BEGIN Records for the task

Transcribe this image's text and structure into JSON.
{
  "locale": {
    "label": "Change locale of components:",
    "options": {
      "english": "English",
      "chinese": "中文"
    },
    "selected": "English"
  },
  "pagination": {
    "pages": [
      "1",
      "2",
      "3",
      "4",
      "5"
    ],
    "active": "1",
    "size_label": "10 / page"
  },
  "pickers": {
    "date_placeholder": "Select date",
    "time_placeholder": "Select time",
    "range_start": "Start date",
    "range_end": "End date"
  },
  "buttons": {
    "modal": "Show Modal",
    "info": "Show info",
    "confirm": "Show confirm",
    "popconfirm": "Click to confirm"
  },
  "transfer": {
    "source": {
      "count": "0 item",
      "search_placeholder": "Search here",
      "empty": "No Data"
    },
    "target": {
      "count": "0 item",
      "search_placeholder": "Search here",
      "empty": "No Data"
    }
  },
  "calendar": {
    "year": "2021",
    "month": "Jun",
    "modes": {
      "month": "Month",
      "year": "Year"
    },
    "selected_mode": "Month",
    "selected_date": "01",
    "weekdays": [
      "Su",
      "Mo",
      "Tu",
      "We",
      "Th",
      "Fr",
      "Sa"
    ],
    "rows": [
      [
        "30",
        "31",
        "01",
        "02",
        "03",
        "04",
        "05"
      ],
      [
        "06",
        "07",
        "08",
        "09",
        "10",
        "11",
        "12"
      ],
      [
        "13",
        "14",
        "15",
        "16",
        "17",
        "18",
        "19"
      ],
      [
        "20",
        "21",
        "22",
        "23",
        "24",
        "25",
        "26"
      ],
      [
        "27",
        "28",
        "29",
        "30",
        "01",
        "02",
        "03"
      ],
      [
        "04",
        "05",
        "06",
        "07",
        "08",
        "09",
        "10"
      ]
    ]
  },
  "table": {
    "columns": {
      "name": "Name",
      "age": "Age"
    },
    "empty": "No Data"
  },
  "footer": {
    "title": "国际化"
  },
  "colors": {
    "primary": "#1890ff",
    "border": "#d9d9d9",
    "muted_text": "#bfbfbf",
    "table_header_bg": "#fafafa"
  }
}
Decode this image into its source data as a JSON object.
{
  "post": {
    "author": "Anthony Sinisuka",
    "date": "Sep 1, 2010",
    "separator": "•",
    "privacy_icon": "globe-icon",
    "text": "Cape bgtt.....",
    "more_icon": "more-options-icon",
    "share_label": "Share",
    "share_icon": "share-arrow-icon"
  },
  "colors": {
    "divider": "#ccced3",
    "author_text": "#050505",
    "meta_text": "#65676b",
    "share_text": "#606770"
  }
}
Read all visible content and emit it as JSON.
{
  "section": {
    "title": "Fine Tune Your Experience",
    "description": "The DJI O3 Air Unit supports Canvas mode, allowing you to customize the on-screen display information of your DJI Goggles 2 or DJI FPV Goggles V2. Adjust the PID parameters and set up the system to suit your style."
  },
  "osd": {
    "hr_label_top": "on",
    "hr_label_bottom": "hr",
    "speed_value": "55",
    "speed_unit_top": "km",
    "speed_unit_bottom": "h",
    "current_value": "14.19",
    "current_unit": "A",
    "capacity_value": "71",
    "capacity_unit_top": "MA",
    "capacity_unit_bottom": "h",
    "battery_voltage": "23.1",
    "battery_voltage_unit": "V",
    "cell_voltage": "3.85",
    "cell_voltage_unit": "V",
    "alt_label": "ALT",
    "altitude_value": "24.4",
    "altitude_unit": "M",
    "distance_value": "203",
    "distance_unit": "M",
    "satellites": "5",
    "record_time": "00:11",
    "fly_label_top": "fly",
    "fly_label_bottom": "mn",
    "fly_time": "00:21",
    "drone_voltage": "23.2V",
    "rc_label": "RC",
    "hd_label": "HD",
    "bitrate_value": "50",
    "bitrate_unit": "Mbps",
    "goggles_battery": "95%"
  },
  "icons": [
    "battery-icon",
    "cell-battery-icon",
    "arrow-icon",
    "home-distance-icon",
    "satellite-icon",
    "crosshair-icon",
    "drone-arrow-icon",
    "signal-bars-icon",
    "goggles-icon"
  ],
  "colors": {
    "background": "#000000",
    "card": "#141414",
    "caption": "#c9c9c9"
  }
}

END Records for the task

> **What this task involves**:
Go through the listing and copy all of it exactly.

> **The output**:
Transcribe this image's text and structure into JSON.
{
  "locale": {
    "label": "Change locale of components:",
    "options": {
      "english": "English",
      "chinese": "中文"
    },
    "selected": "English"
  },
  "pagination": {
    "pages": [
      "1",
      "2",
      "3",
      "4",
      "5"
    ],
    "active": "1",
    "size_label": "10 / page"
  },
  "pickers": {
    "date_placeholder": "Select date",
    "time_placeholder": "Select time",
    "range_start": "Start date",
    "range_end": "End date"
  },
  "buttons": {
    "modal": "Show Modal",
    "info": "Show info",
    "confirm": "Show confirm",
    "popconfirm": "Click to confirm"
  },
  "transfer": {
    "source": {
      "count": "0 item",
      "search_placeholder": "Search here",
      "empty": "No Data"
    },
    "target": {
      "count": "0 item",
      "search_placeholder": "Search here",
      "empty": "No Data"
    }
  },
  "calendar": {
    "year": "2021",
    "month": "Jun",
    "modes": {
      "month": "Month",
      "year": "Year"
    },
    "selected_mode": "Month",
    "selected_date": "01",
    "weekdays": [
      "Su",
      "Mo",
      "Tu",
      "We",
      "Th",
      "Fr",
      "Sa"
    ],
    "rows": [
      [
        "30",
        "31",
        "01",
        "02",
        "03",
        "04",
        "05"
      ],
      [
        "06",
        "07",
        "08",
        "09",
        "10",
        "11",
        "12"
      ],
      [
        "13",
        "14",
        "15",
        "16",
        "17",
        "18",
        "19"
      ],
      [
        "20",
        "21",
        "22",
        "23",
        "24",
        "25",
        "26"
      ],
      [
        "27",
        "28",
        "29",
        "30",
        "01",
        "02",
        "03"
      ],
      [
        "04",
        "05",
        "06",
        "07",
        "08",
        "09",
        "10"
      ]
    ]
  },
  "table": {
    "columns": {
      "name": "Name",
      "age": "Age"
    },
    "empty": "No Data"
  },
  "footer": {
    "title": "国际化"
  },
  "colors": {
    "primary": "#1890ff",
    "border": "#d9d9d9",
    "muted_text": "#bfbfbf",
    "table_header_bg": "#fafafa"
  }
}
Decode this image into its source data as a JSON object.
{
  "post": {
    "author": "Anthony Sinisuka",
    "date": "Sep 1, 2010",
    "separator": "•",
    "privacy_icon": "globe-icon",
    "text": "Cape bgtt.....",
    "more_icon": "more-options-icon",
    "share_label": "Share",
    "share_icon": "share-arrow-icon"
  },
  "colors": {
    "divider": "#ccced3",
    "author_text": "#050505",
    "meta_text": "#65676b",
    "share_text": "#606770"
  }
}
Read all visible content and emit it as JSON.
{
  "section": {
    "title": "Fine Tune Your Experience",
    "description": "The DJI O3 Air Unit supports Canvas mode, allowing you to customize the on-screen display information of your DJI Goggles 2 or DJI FPV Goggles V2. Adjust the PID parameters and set up the system to suit your style."
  },
  "osd": {
    "hr_label_top": "on",
    "hr_label_bottom": "hr",
    "speed_value": "55",
    "speed_unit_top": "km",
    "speed_unit_bottom": "h",
    "current_value": "14.19",
    "current_unit": "A",
    "capacity_value": "71",
    "capacity_unit_top": "MA",
    "capacity_unit_bottom": "h",
    "battery_voltage": "23.1",
    "battery_voltage_unit": "V",
    "cell_voltage": "3.85",
    "cell_voltage_unit": "V",
    "alt_label": "ALT",
    "altitude_value": "24.4",
    "altitude_unit": "M",
    "distance_value": "203",
    "distance_unit": "M",
    "satellites": "5",
    "record_time": "00:11",
    "fly_label_top": "fly",
    "fly_label_bottom": "mn",
    "fly_time": "00:21",
    "drone_voltage": "23.2V",
    "rc_label": "RC",
    "hd_label": "HD",
    "bitrate_value": "50",
    "bitrate_unit": "Mbps",
    "goggles_battery": "95%"
  },
  "icons": [
    "battery-icon",
    "cell-battery-icon",
    "arrow-icon",
    "home-distance-icon",
    "satellite-icon",
    "crosshair-icon",
    "drone-arrow-icon",
    "signal-bars-icon",
    "goggles-icon"
  ],
  "colors": {
    "background": "#000000",
    "card": "#141414",
    "caption": "#c9c9c9"
  }
}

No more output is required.